Record excerpts:
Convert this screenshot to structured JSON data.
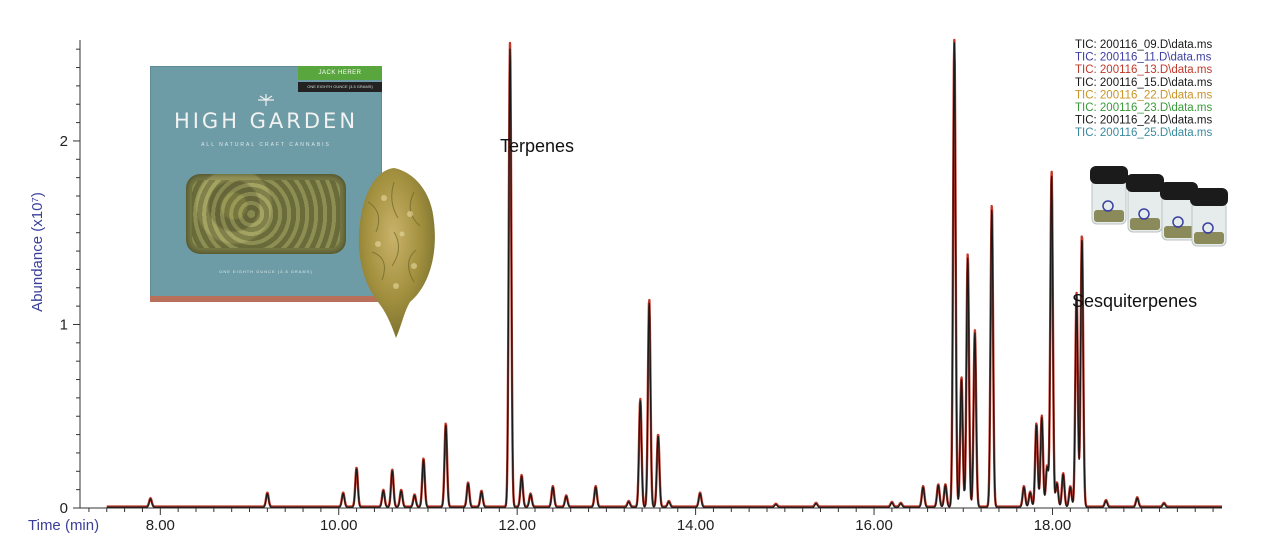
{
  "chart_data": {
    "type": "line",
    "title": "",
    "xlabel": "Time (min)",
    "ylabel": "Abundance (x10⁷)",
    "xlim": [
      7.1,
      19.9
    ],
    "ylim": [
      0,
      2.55
    ],
    "x_ticks": [
      "8.00",
      "10.00",
      "12.00",
      "14.00",
      "16.00",
      "18.00"
    ],
    "x_tick_values": [
      8,
      10,
      12,
      14,
      16,
      18
    ],
    "y_ticks": [
      "0",
      "1",
      "2"
    ],
    "y_tick_values": [
      0,
      1,
      2
    ],
    "grid": false,
    "legend_position": "top-right",
    "legend": [
      {
        "label": "TIC: 200116_09.D\\data.ms",
        "color": "#1a1a1a"
      },
      {
        "label": "TIC: 200116_11.D\\data.ms",
        "color": "#3d3fa0"
      },
      {
        "label": "TIC: 200116_13.D\\data.ms",
        "color": "#c0392b"
      },
      {
        "label": "TIC: 200116_15.D\\data.ms",
        "color": "#1a1a1a"
      },
      {
        "label": "TIC: 200116_22.D\\data.ms",
        "color": "#c8942a"
      },
      {
        "label": "TIC: 200116_23.D\\data.ms",
        "color": "#3a9a3a"
      },
      {
        "label": "TIC: 200116_24.D\\data.ms",
        "color": "#1a1a1a"
      },
      {
        "label": "TIC: 200116_25.D\\data.ms",
        "color": "#3a8aa0"
      }
    ],
    "annotations": [
      {
        "text": "Terpenes",
        "x": 12.1,
        "y": 1.95
      },
      {
        "text": "Sesquiterpenes",
        "x": 18.35,
        "y": 1.11
      }
    ],
    "peaks": [
      {
        "x": 7.89,
        "y": 0.045
      },
      {
        "x": 9.2,
        "y": 0.075
      },
      {
        "x": 10.05,
        "y": 0.075
      },
      {
        "x": 10.2,
        "y": 0.21
      },
      {
        "x": 10.5,
        "y": 0.09
      },
      {
        "x": 10.6,
        "y": 0.2
      },
      {
        "x": 10.7,
        "y": 0.09
      },
      {
        "x": 10.85,
        "y": 0.065
      },
      {
        "x": 10.95,
        "y": 0.26
      },
      {
        "x": 11.2,
        "y": 0.45
      },
      {
        "x": 11.45,
        "y": 0.13
      },
      {
        "x": 11.6,
        "y": 0.085
      },
      {
        "x": 11.92,
        "y": 2.5
      },
      {
        "x": 12.05,
        "y": 0.17
      },
      {
        "x": 12.15,
        "y": 0.07
      },
      {
        "x": 12.4,
        "y": 0.11
      },
      {
        "x": 12.55,
        "y": 0.06
      },
      {
        "x": 12.88,
        "y": 0.11
      },
      {
        "x": 13.25,
        "y": 0.03
      },
      {
        "x": 13.38,
        "y": 0.58
      },
      {
        "x": 13.48,
        "y": 1.12
      },
      {
        "x": 13.58,
        "y": 0.39
      },
      {
        "x": 13.7,
        "y": 0.03
      },
      {
        "x": 14.05,
        "y": 0.075
      },
      {
        "x": 14.9,
        "y": 0.015
      },
      {
        "x": 15.35,
        "y": 0.02
      },
      {
        "x": 16.2,
        "y": 0.025
      },
      {
        "x": 16.3,
        "y": 0.02
      },
      {
        "x": 16.55,
        "y": 0.11
      },
      {
        "x": 16.72,
        "y": 0.12
      },
      {
        "x": 16.8,
        "y": 0.12
      },
      {
        "x": 16.9,
        "y": 2.53
      },
      {
        "x": 16.98,
        "y": 0.7
      },
      {
        "x": 17.05,
        "y": 1.36
      },
      {
        "x": 17.13,
        "y": 0.95
      },
      {
        "x": 17.32,
        "y": 1.63
      },
      {
        "x": 17.68,
        "y": 0.11
      },
      {
        "x": 17.75,
        "y": 0.08
      },
      {
        "x": 17.82,
        "y": 0.45
      },
      {
        "x": 17.88,
        "y": 0.49
      },
      {
        "x": 17.94,
        "y": 0.22
      },
      {
        "x": 17.99,
        "y": 1.81
      },
      {
        "x": 18.05,
        "y": 0.13
      },
      {
        "x": 18.12,
        "y": 0.18
      },
      {
        "x": 18.2,
        "y": 0.11
      },
      {
        "x": 18.27,
        "y": 1.15
      },
      {
        "x": 18.33,
        "y": 1.47
      },
      {
        "x": 18.6,
        "y": 0.035
      },
      {
        "x": 18.95,
        "y": 0.05
      },
      {
        "x": 19.25,
        "y": 0.02
      }
    ]
  },
  "images": {
    "package": {
      "label_tag": "JACK HERER",
      "label_sub": "ONE EIGHTH OUNCE (3.5 GRAMS)",
      "brand": "HIGH GARDEN",
      "tagline": "ALL NATURAL CRAFT CANNABIS",
      "footer": "ONE EIGHTH OUNCE (3.5 GRAMS)"
    }
  },
  "colors": {
    "trace_black": "#1a1a1a",
    "trace_red": "#c0392b",
    "axis": "#333333",
    "axis_label": "#3a3f9a"
  }
}
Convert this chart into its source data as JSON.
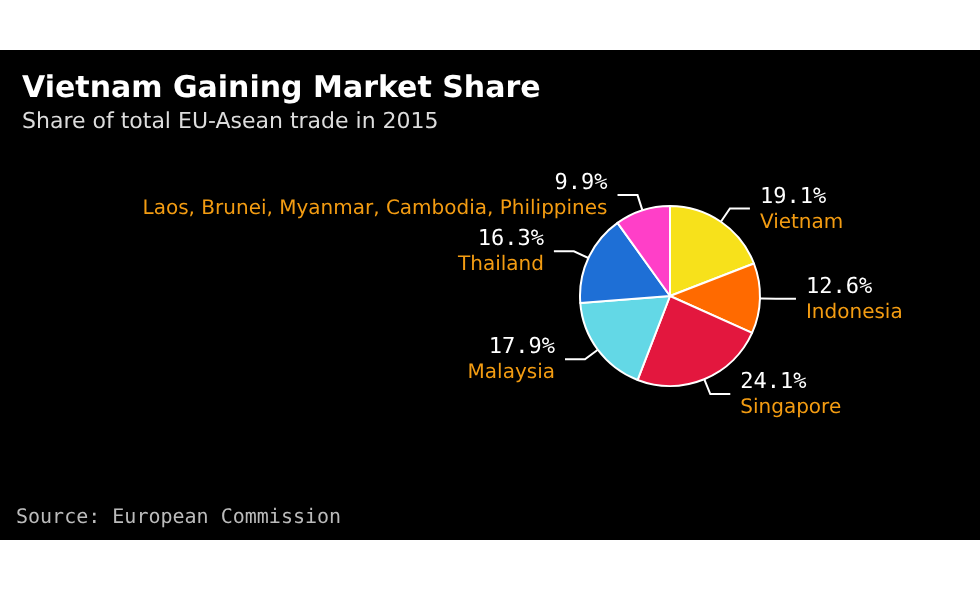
{
  "chart_data": {
    "type": "pie",
    "title": "Vietnam Gaining Market Share",
    "subtitle": "Share of total EU-Asean trade in 2015",
    "categories": [
      "Vietnam",
      "Indonesia",
      "Singapore",
      "Malaysia",
      "Thailand",
      "Laos, Brunei, Myanmar, Cambodia, Philippines"
    ],
    "values": [
      19.1,
      12.6,
      24.1,
      17.9,
      16.3,
      9.9
    ],
    "value_labels": [
      "19.1%",
      "12.6%",
      "24.1%",
      "17.9%",
      "16.3%",
      "9.9%"
    ],
    "colors": [
      "#f7e11b",
      "#ff6a00",
      "#e3173e",
      "#63d8e6",
      "#1e6fd6",
      "#ff3fc8"
    ],
    "annotations": [
      "Source: European Commission"
    ],
    "legend": false
  }
}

Task requirements: Omit the pictures, and quote the material above exactly as given.

Expected answer:
Convert this screenshot to structured JSON data.
{
  "chart_data": {
    "type": "line",
    "title": "",
    "xlabel": "Time (min)",
    "ylabel": "Abundance (x10⁷)",
    "xlim": [
      7.1,
      19.9
    ],
    "ylim": [
      0,
      2.55
    ],
    "x_ticks": [
      "8.00",
      "10.00",
      "12.00",
      "14.00",
      "16.00",
      "18.00"
    ],
    "x_tick_values": [
      8,
      10,
      12,
      14,
      16,
      18
    ],
    "y_ticks": [
      "0",
      "1",
      "2"
    ],
    "y_tick_values": [
      0,
      1,
      2
    ],
    "grid": false,
    "legend_position": "top-right",
    "legend": [
      {
        "label": "TIC: 200116_09.D\\data.ms",
        "color": "#1a1a1a"
      },
      {
        "label": "TIC: 200116_11.D\\data.ms",
        "color": "#3d3fa0"
      },
      {
        "label": "TIC: 200116_13.D\\data.ms",
        "color": "#c0392b"
      },
      {
        "label": "TIC: 200116_15.D\\data.ms",
        "color": "#1a1a1a"
      },
      {
        "label": "TIC: 200116_22.D\\data.ms",
        "color": "#c8942a"
      },
      {
        "label": "TIC: 200116_23.D\\data.ms",
        "color": "#3a9a3a"
      },
      {
        "label": "TIC: 200116_24.D\\data.ms",
        "color": "#1a1a1a"
      },
      {
        "label": "TIC: 200116_25.D\\data.ms",
        "color": "#3a8aa0"
      }
    ],
    "annotations": [
      {
        "text": "Terpenes",
        "x": 12.1,
        "y": 1.95
      },
      {
        "text": "Sesquiterpenes",
        "x": 18.35,
        "y": 1.11
      }
    ],
    "peaks": [
      {
        "x": 7.89,
        "y": 0.045
      },
      {
        "x": 9.2,
        "y": 0.075
      },
      {
        "x": 10.05,
        "y": 0.075
      },
      {
        "x": 10.2,
        "y": 0.21
      },
      {
        "x": 10.5,
        "y": 0.09
      },
      {
        "x": 10.6,
        "y": 0.2
      },
      {
        "x": 10.7,
        "y": 0.09
      },
      {
        "x": 10.85,
        "y": 0.065
      },
      {
        "x": 10.95,
        "y": 0.26
      },
      {
        "x": 11.2,
        "y": 0.45
      },
      {
        "x": 11.45,
        "y": 0.13
      },
      {
        "x": 11.6,
        "y": 0.085
      },
      {
        "x": 11.92,
        "y": 2.5
      },
      {
        "x": 12.05,
        "y": 0.17
      },
      {
        "x": 12.15,
        "y": 0.07
      },
      {
        "x": 12.4,
        "y": 0.11
      },
      {
        "x": 12.55,
        "y": 0.06
      },
      {
        "x": 12.88,
        "y": 0.11
      },
      {
        "x": 13.25,
        "y": 0.03
      },
      {
        "x": 13.38,
        "y": 0.58
      },
      {
        "x": 13.48,
        "y": 1.12
      },
      {
        "x": 13.58,
        "y": 0.39
      },
      {
        "x": 13.7,
        "y": 0.03
      },
      {
        "x": 14.05,
        "y": 0.075
      },
      {
        "x": 14.9,
        "y": 0.015
      },
      {
        "x": 15.35,
        "y": 0.02
      },
      {
        "x": 16.2,
        "y": 0.025
      },
      {
        "x": 16.3,
        "y": 0.02
      },
      {
        "x": 16.55,
        "y": 0.11
      },
      {
        "x": 16.72,
        "y": 0.12
      },
      {
        "x": 16.8,
        "y": 0.12
      },
      {
        "x": 16.9,
        "y": 2.53
      },
      {
        "x": 16.98,
        "y": 0.7
      },
      {
        "x": 17.05,
        "y": 1.36
      },
      {
        "x": 17.13,
        "y": 0.95
      },
      {
        "x": 17.32,
        "y": 1.63
      },
      {
        "x": 17.68,
        "y": 0.11
      },
      {
        "x": 17.75,
        "y": 0.08
      },
      {
        "x": 17.82,
        "y": 0.45
      },
      {
        "x": 17.88,
        "y": 0.49
      },
      {
        "x": 17.94,
        "y": 0.22
      },
      {
        "x": 17.99,
        "y": 1.81
      },
      {
        "x": 18.05,
        "y": 0.13
      },
      {
        "x": 18.12,
        "y": 0.18
      },
      {
        "x": 18.2,
        "y": 0.11
      },
      {
        "x": 18.27,
        "y": 1.15
      },
      {
        "x": 18.33,
        "y": 1.47
      },
      {
        "x": 18.6,
        "y": 0.035
      },
      {
        "x": 18.95,
        "y": 0.05
      },
      {
        "x": 19.25,
        "y": 0.02
      }
    ]
  },
  "images": {
    "package": {
      "label_tag": "JACK HERER",
      "label_sub": "ONE EIGHTH OUNCE (3.5 GRAMS)",
      "brand": "HIGH GARDEN",
      "tagline": "ALL NATURAL CRAFT CANNABIS",
      "footer": "ONE EIGHTH OUNCE (3.5 GRAMS)"
    }
  },
  "colors": {
    "trace_black": "#1a1a1a",
    "trace_red": "#c0392b",
    "axis": "#333333",
    "axis_label": "#3a3f9a"
  }
}
Convert this chart into its source data as JSON.
{
  "chart_data": {
    "type": "pie",
    "title": "Vietnam Gaining Market Share",
    "subtitle": "Share of total EU-Asean trade in 2015",
    "categories": [
      "Vietnam",
      "Indonesia",
      "Singapore",
      "Malaysia",
      "Thailand",
      "Laos, Brunei, Myanmar, Cambodia, Philippines"
    ],
    "values": [
      19.1,
      12.6,
      24.1,
      17.9,
      16.3,
      9.9
    ],
    "value_labels": [
      "19.1%",
      "12.6%",
      "24.1%",
      "17.9%",
      "16.3%",
      "9.9%"
    ],
    "colors": [
      "#f7e11b",
      "#ff6a00",
      "#e3173e",
      "#63d8e6",
      "#1e6fd6",
      "#ff3fc8"
    ],
    "annotations": [
      "Source: European Commission"
    ],
    "legend": false
  }
}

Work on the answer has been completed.